▶ OBJECTIVE: Quote all of the entries word for word.

▶ DATASET ENTRIES:
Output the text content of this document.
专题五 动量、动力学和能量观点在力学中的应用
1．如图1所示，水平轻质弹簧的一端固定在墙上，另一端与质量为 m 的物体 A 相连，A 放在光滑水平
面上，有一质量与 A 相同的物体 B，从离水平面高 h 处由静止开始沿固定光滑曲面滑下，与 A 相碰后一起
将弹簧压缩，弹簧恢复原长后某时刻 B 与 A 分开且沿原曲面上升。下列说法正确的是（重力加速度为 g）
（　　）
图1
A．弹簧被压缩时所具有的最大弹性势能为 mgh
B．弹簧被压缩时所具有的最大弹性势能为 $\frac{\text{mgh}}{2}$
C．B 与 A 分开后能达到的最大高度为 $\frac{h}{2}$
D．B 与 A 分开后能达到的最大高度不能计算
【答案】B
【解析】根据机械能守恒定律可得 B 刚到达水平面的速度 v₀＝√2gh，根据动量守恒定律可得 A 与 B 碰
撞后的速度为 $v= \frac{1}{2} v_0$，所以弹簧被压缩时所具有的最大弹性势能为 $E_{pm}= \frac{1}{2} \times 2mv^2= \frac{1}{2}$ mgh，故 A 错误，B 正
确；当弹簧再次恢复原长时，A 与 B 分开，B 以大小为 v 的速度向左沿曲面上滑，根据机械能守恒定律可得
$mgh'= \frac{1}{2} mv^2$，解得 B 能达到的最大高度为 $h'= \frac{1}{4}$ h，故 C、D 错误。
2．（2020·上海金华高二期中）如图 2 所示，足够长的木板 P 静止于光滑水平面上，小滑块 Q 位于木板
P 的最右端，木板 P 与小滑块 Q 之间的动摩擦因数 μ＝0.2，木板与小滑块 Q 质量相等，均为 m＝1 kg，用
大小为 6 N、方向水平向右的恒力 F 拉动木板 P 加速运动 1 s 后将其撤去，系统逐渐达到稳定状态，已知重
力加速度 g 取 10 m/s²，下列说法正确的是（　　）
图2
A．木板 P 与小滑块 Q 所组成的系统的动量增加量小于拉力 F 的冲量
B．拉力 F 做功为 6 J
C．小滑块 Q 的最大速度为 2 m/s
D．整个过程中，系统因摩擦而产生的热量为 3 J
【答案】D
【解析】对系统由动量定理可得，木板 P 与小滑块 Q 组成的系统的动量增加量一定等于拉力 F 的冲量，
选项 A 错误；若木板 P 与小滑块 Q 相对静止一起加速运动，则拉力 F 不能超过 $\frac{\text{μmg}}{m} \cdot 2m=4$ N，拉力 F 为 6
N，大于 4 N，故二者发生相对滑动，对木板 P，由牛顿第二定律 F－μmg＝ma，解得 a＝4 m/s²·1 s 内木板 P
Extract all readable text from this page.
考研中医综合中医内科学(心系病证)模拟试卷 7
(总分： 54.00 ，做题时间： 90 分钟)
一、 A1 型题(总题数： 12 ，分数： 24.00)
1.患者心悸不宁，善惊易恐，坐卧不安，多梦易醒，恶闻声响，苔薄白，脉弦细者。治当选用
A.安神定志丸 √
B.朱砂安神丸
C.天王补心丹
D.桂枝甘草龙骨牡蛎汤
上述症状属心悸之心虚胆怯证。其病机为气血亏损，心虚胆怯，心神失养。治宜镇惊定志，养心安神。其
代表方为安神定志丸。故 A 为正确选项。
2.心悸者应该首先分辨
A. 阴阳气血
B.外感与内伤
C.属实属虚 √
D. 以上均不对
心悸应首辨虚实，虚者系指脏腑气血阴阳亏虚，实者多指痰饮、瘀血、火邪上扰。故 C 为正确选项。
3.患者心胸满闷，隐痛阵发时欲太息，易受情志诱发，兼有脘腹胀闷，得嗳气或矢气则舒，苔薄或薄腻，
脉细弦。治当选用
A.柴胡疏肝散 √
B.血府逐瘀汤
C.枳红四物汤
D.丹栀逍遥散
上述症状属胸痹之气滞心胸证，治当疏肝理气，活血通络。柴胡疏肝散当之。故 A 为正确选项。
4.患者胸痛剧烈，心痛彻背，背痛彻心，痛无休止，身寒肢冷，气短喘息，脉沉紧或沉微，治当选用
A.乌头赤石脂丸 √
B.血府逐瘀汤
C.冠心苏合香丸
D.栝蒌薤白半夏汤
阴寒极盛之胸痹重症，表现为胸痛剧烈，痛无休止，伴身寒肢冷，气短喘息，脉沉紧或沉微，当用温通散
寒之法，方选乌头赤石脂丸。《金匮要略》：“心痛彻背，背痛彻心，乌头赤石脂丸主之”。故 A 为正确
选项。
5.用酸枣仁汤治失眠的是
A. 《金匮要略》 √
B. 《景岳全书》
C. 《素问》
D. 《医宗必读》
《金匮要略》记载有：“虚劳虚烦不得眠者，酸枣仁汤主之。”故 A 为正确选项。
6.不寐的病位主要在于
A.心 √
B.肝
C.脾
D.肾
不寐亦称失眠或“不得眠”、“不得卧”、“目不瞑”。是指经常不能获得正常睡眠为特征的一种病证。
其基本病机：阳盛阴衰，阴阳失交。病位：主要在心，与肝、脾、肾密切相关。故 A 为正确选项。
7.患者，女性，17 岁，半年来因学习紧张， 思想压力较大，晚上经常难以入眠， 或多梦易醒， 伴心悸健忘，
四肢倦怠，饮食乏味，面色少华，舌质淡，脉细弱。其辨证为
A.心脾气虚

▶ EXERCISE SOLUTION:
Output the text content of this document.
专题五 动量、动力学和能量观点在力学中的应用
1．如图1所示，水平轻质弹簧的一端固定在墙上，另一端与质量为 m 的物体 A 相连，A 放在光滑水平
面上，有一质量与 A 相同的物体 B，从离水平面高 h 处由静止开始沿固定光滑曲面滑下，与 A 相碰后一起
将弹簧压缩，弹簧恢复原长后某时刻 B 与 A 分开且沿原曲面上升。下列说法正确的是（重力加速度为 g）
（　　）
图1
A．弹簧被压缩时所具有的最大弹性势能为 mgh
B．弹簧被压缩时所具有的最大弹性势能为 $\frac{\text{mgh}}{2}$
C．B 与 A 分开后能达到的最大高度为 $\frac{h}{2}$
D．B 与 A 分开后能达到的最大高度不能计算
【答案】B
【解析】根据机械能守恒定律可得 B 刚到达水平面的速度 v₀＝√2gh，根据动量守恒定律可得 A 与 B 碰
撞后的速度为 $v= \frac{1}{2} v_0$，所以弹簧被压缩时所具有的最大弹性势能为 $E_{pm}= \frac{1}{2} \times 2mv^2= \frac{1}{2}$ mgh，故 A 错误，B 正
确；当弹簧再次恢复原长时，A 与 B 分开，B 以大小为 v 的速度向左沿曲面上滑，根据机械能守恒定律可得
$mgh'= \frac{1}{2} mv^2$，解得 B 能达到的最大高度为 $h'= \frac{1}{4}$ h，故 C、D 错误。
2．（2020·上海金华高二期中）如图 2 所示，足够长的木板 P 静止于光滑水平面上，小滑块 Q 位于木板
P 的最右端，木板 P 与小滑块 Q 之间的动摩擦因数 μ＝0.2，木板与小滑块 Q 质量相等，均为 m＝1 kg，用
大小为 6 N、方向水平向右的恒力 F 拉动木板 P 加速运动 1 s 后将其撤去，系统逐渐达到稳定状态，已知重
力加速度 g 取 10 m/s²，下列说法正确的是（　　）
图2
A．木板 P 与小滑块 Q 所组成的系统的动量增加量小于拉力 F 的冲量
B．拉力 F 做功为 6 J
C．小滑块 Q 的最大速度为 2 m/s
D．整个过程中，系统因摩擦而产生的热量为 3 J
【答案】D
【解析】对系统由动量定理可得，木板 P 与小滑块 Q 组成的系统的动量增加量一定等于拉力 F 的冲量，
选项 A 错误；若木板 P 与小滑块 Q 相对静止一起加速运动，则拉力 F 不能超过 $\frac{\text{μmg}}{m} \cdot 2m=4$ N，拉力 F 为 6
N，大于 4 N，故二者发生相对滑动，对木板 P，由牛顿第二定律 F－μmg＝ma，解得 a＝4 m/s²·1 s 内木板 P
Extract all readable text from this page.
考研中医综合中医内科学(心系病证)模拟试卷 7
(总分： 54.00 ，做题时间： 90 分钟)
一、 A1 型题(总题数： 12 ，分数： 24.00)
1.患者心悸不宁，善惊易恐，坐卧不安，多梦易醒，恶闻声响，苔薄白，脉弦细者。治当选用
A.安神定志丸 √
B.朱砂安神丸
C.天王补心丹
D.桂枝甘草龙骨牡蛎汤
上述症状属心悸之心虚胆怯证。其病机为气血亏损，心虚胆怯，心神失养。治宜镇惊定志，养心安神。其
代表方为安神定志丸。故 A 为正确选项。
2.心悸者应该首先分辨
A. 阴阳气血
B.外感与内伤
C.属实属虚 √
D. 以上均不对
心悸应首辨虚实，虚者系指脏腑气血阴阳亏虚，实者多指痰饮、瘀血、火邪上扰。故 C 为正确选项。
3.患者心胸满闷，隐痛阵发时欲太息，易受情志诱发，兼有脘腹胀闷，得嗳气或矢气则舒，苔薄或薄腻，
脉细弦。治当选用
A.柴胡疏肝散 √
B.血府逐瘀汤
C.枳红四物汤
D.丹栀逍遥散
上述症状属胸痹之气滞心胸证，治当疏肝理气，活血通络。柴胡疏肝散当之。故 A 为正确选项。
4.患者胸痛剧烈，心痛彻背，背痛彻心，痛无休止，身寒肢冷，气短喘息，脉沉紧或沉微，治当选用
A.乌头赤石脂丸 √
B.血府逐瘀汤
C.冠心苏合香丸
D.栝蒌薤白半夏汤
阴寒极盛之胸痹重症，表现为胸痛剧烈，痛无休止，伴身寒肢冷，气短喘息，脉沉紧或沉微，当用温通散
寒之法，方选乌头赤石脂丸。《金匮要略》：“心痛彻背，背痛彻心，乌头赤石脂丸主之”。故 A 为正确
选项。
5.用酸枣仁汤治失眠的是
A. 《金匮要略》 √
B. 《景岳全书》
C. 《素问》
D. 《医宗必读》
《金匮要略》记载有：“虚劳虚烦不得眠者，酸枣仁汤主之。”故 A 为正确选项。
6.不寐的病位主要在于
A.心 √
B.肝
C.脾
D.肾
不寐亦称失眠或“不得眠”、“不得卧”、“目不瞑”。是指经常不能获得正常睡眠为特征的一种病证。
其基本病机：阳盛阴衰，阴阳失交。病位：主要在心，与肝、脾、肾密切相关。故 A 为正确选项。
7.患者，女性，17 岁，半年来因学习紧张， 思想压力较大，晚上经常难以入眠， 或多梦易醒， 伴心悸健忘，
四肢倦怠，饮食乏味，面色少华，舌质淡，脉细弱。其辨证为
A.心脾气虚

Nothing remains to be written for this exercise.